Rows ->
════════

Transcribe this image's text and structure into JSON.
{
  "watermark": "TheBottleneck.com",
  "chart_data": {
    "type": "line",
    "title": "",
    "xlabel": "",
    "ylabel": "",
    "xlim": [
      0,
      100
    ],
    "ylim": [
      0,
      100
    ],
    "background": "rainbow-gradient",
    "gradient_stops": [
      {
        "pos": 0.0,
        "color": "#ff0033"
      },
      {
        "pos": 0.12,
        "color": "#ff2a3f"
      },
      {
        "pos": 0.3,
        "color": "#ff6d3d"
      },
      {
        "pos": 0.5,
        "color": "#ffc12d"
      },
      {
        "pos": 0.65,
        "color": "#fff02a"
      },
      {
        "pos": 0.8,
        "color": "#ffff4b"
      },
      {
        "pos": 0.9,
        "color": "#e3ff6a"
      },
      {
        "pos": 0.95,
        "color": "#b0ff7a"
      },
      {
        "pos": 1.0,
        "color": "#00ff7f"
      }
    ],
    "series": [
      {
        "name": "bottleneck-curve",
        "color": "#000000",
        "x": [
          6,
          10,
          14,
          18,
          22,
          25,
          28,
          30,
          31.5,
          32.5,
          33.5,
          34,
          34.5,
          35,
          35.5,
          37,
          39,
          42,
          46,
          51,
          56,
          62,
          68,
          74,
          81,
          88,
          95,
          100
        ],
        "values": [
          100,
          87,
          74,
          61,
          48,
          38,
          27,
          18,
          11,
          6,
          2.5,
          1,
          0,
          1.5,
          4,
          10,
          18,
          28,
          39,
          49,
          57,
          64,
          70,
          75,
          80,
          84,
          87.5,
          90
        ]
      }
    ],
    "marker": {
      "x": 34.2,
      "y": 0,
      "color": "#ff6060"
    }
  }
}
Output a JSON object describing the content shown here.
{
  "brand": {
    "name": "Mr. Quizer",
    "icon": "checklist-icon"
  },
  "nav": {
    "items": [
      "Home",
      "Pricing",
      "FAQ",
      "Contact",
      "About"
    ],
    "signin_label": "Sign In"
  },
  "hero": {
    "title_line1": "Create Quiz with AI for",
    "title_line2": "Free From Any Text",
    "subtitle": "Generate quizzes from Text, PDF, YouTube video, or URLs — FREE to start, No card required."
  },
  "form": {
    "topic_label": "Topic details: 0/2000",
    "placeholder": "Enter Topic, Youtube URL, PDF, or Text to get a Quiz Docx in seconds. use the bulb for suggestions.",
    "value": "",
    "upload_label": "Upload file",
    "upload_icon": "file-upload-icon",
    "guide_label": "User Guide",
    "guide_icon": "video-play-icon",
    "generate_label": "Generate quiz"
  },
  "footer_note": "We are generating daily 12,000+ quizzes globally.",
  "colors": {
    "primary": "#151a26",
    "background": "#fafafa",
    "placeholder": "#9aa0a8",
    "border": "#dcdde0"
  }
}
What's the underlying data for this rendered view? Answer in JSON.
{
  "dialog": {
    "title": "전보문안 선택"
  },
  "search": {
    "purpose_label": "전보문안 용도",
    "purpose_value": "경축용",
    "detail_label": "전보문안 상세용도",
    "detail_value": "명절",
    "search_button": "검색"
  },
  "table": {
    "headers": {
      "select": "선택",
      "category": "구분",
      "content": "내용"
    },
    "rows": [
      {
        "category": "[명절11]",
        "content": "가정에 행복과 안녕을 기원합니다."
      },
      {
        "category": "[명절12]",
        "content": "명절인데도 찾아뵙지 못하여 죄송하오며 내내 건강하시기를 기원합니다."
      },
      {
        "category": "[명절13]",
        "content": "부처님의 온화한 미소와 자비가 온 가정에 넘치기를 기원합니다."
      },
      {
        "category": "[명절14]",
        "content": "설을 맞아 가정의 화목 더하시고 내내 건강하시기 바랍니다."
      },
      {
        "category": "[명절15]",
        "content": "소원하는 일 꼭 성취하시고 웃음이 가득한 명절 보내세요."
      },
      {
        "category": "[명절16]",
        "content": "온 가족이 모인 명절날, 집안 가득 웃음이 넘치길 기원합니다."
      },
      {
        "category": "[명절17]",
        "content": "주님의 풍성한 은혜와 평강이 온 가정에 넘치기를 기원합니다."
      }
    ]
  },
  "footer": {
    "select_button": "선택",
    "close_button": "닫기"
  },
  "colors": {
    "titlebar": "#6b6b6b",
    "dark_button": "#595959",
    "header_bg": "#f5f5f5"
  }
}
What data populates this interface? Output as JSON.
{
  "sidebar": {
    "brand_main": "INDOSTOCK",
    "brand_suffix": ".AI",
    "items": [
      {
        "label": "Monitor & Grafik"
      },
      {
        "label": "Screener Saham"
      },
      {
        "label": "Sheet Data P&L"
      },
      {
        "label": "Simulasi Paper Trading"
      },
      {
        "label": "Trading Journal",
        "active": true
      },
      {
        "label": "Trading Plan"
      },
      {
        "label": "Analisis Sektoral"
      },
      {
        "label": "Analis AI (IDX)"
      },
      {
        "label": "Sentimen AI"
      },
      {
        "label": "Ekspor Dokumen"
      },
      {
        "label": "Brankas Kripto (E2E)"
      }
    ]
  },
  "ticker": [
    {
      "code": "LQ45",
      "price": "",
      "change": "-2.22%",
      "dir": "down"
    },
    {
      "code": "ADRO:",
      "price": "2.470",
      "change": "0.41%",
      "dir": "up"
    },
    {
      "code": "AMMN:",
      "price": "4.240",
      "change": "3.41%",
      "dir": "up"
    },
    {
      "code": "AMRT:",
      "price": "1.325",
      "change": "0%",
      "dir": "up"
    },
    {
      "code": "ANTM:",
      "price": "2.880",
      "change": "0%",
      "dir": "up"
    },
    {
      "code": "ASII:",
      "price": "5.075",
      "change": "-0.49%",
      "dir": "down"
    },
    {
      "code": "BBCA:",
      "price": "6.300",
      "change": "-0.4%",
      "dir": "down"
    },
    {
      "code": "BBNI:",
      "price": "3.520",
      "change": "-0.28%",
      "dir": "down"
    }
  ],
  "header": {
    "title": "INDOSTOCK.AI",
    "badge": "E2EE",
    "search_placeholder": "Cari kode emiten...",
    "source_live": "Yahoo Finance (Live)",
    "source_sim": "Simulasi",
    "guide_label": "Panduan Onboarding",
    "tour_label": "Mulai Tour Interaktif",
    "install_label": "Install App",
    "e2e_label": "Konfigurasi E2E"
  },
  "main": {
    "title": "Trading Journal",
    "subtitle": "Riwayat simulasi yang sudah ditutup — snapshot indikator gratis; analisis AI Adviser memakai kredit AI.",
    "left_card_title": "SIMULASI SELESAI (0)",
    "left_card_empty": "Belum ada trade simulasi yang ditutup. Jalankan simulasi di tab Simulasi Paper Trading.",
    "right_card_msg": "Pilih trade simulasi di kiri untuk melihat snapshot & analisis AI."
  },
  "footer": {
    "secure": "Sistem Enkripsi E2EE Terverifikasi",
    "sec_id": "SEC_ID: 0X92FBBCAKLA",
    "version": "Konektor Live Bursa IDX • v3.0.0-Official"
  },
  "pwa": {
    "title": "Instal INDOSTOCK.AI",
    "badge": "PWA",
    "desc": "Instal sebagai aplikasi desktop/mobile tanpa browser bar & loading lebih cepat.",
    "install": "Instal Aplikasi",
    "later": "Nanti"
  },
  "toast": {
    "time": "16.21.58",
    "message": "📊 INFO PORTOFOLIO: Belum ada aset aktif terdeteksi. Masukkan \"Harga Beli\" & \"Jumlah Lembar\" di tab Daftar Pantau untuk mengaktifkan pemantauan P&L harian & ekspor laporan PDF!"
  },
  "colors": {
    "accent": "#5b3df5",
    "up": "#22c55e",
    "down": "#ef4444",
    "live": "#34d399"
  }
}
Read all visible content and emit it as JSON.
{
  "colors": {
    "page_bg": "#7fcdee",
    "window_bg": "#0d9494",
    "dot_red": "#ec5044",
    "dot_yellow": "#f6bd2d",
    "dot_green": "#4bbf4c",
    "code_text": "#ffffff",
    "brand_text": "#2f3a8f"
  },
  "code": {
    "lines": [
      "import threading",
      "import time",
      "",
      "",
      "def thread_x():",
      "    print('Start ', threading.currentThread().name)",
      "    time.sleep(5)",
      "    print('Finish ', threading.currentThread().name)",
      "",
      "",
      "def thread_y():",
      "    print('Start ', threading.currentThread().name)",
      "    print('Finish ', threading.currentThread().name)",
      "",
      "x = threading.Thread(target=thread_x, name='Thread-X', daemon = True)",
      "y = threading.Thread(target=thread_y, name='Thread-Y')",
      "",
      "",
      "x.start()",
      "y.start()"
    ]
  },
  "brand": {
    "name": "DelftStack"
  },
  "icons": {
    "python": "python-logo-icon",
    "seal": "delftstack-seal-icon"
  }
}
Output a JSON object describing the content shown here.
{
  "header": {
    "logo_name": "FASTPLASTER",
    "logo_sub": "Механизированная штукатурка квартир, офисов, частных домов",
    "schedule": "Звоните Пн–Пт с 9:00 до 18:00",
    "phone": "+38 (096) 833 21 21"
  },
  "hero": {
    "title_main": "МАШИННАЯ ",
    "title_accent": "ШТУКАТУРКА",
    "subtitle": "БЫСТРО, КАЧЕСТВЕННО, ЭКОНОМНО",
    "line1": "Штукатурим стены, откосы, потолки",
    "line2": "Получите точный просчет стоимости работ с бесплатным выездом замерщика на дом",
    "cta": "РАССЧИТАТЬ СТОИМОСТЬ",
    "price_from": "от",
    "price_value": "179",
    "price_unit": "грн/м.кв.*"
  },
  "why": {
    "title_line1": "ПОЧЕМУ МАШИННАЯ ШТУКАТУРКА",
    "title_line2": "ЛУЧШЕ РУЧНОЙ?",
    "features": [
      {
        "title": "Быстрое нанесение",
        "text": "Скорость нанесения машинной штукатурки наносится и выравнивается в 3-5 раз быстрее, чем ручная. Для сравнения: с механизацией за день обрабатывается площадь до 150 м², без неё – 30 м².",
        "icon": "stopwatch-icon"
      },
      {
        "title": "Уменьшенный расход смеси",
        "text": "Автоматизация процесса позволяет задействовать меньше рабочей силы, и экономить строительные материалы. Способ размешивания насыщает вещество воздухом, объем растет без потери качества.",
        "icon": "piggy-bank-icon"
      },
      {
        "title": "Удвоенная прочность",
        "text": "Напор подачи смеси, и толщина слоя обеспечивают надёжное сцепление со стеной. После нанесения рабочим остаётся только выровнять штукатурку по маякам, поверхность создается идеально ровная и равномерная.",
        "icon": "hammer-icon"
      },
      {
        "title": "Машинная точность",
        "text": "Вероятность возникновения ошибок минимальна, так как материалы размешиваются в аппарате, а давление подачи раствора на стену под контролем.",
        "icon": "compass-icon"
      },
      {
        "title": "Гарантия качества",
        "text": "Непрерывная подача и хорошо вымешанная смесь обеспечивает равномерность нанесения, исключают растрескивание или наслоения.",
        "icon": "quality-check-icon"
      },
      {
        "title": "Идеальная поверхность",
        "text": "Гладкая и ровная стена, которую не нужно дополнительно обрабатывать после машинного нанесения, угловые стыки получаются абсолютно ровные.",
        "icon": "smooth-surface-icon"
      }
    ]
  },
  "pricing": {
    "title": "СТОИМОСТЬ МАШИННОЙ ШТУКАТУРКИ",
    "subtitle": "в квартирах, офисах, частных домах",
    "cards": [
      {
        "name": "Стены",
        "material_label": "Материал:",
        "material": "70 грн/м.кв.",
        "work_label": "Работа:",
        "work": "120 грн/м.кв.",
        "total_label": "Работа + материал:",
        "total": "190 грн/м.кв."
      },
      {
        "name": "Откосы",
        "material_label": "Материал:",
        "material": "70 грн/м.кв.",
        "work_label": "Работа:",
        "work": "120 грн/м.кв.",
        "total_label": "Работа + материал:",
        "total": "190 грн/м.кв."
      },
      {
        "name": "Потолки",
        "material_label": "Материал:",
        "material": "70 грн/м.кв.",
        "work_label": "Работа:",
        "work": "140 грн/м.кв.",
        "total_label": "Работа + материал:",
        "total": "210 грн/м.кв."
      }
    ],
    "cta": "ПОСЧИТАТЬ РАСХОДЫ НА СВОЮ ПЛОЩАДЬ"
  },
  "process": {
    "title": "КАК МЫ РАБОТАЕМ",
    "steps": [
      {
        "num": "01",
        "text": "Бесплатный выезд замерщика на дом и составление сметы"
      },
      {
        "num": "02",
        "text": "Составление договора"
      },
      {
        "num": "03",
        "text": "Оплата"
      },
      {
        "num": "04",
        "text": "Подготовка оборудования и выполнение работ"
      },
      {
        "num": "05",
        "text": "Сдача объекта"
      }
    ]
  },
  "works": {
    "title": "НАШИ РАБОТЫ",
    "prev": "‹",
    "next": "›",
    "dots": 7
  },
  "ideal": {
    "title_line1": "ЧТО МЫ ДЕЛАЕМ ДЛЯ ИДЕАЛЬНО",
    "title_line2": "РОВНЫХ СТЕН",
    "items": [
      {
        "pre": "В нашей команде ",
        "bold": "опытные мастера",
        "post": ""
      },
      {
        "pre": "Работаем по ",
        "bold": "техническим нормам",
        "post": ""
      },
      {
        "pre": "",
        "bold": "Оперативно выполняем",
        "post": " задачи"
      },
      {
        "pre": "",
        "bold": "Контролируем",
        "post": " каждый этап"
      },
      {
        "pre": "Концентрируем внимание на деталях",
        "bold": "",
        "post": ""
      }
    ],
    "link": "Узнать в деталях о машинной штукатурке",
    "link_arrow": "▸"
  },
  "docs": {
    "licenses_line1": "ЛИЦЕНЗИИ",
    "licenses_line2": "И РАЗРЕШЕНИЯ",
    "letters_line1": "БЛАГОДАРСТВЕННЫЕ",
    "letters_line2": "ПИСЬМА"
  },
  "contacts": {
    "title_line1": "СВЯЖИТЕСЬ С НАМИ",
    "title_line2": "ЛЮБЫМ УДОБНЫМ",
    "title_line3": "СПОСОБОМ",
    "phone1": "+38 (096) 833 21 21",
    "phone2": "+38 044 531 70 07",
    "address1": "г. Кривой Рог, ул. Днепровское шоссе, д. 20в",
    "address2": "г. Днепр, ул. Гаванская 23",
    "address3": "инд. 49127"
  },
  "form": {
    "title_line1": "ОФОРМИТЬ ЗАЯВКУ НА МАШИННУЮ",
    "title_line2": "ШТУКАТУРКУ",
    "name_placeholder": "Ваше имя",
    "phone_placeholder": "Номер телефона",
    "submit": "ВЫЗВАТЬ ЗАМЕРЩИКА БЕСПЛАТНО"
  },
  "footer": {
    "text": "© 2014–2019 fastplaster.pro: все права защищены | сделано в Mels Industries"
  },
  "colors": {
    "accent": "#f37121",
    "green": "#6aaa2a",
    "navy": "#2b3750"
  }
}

════════

Exercise description ->
Lines containing the string "ditutup" should be counted; reply with their number and nothing more.

Correct response ->
2